** start Record list **

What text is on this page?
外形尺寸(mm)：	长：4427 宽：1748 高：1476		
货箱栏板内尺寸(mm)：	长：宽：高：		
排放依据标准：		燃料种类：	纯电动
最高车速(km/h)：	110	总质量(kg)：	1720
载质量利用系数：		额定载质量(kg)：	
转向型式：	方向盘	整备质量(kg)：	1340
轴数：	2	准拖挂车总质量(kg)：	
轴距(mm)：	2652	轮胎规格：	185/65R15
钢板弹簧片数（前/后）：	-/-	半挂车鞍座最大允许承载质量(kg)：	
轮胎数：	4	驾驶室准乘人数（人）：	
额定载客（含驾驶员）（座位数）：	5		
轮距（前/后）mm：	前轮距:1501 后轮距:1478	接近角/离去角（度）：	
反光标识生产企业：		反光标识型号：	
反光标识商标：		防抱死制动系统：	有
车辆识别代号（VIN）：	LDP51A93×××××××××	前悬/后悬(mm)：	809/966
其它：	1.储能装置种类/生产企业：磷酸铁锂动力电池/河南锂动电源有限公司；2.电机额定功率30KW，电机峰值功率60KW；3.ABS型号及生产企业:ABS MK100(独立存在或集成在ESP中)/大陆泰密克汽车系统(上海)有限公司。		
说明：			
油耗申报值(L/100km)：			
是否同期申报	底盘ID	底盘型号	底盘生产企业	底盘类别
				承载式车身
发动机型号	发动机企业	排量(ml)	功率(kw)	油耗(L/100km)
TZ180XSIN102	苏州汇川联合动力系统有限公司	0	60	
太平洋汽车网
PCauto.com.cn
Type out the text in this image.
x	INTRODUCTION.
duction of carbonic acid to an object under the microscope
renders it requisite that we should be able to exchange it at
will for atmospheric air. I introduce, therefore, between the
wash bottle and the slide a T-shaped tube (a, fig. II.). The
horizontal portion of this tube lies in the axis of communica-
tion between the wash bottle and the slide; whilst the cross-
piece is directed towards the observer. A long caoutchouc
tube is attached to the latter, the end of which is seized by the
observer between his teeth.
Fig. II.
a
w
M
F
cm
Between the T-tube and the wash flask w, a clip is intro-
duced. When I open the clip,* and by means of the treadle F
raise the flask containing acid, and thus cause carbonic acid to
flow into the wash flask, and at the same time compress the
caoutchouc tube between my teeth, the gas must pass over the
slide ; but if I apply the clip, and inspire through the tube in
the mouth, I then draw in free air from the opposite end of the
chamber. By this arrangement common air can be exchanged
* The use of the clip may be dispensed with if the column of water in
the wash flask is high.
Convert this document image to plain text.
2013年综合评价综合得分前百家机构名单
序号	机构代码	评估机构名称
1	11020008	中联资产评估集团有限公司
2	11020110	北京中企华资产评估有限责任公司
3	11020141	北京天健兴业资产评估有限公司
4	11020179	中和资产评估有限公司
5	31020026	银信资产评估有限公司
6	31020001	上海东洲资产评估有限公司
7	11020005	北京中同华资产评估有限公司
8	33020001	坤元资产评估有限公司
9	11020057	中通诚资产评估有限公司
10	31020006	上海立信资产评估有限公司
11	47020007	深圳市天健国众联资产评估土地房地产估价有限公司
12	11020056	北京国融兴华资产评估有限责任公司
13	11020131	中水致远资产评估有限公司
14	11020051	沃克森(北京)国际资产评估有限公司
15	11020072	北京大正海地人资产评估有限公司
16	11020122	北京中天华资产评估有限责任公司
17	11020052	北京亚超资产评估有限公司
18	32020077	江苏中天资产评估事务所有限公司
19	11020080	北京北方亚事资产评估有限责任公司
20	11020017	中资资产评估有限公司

** end Record list **

◆ **What the task requires**
Identify and copy all lines with the word "bottle".

◆ **Complete output**
wash bottle and the slide a T-shaped tube (a, fig. II.). The
tion between the wash bottle and the slide; whilst the cross-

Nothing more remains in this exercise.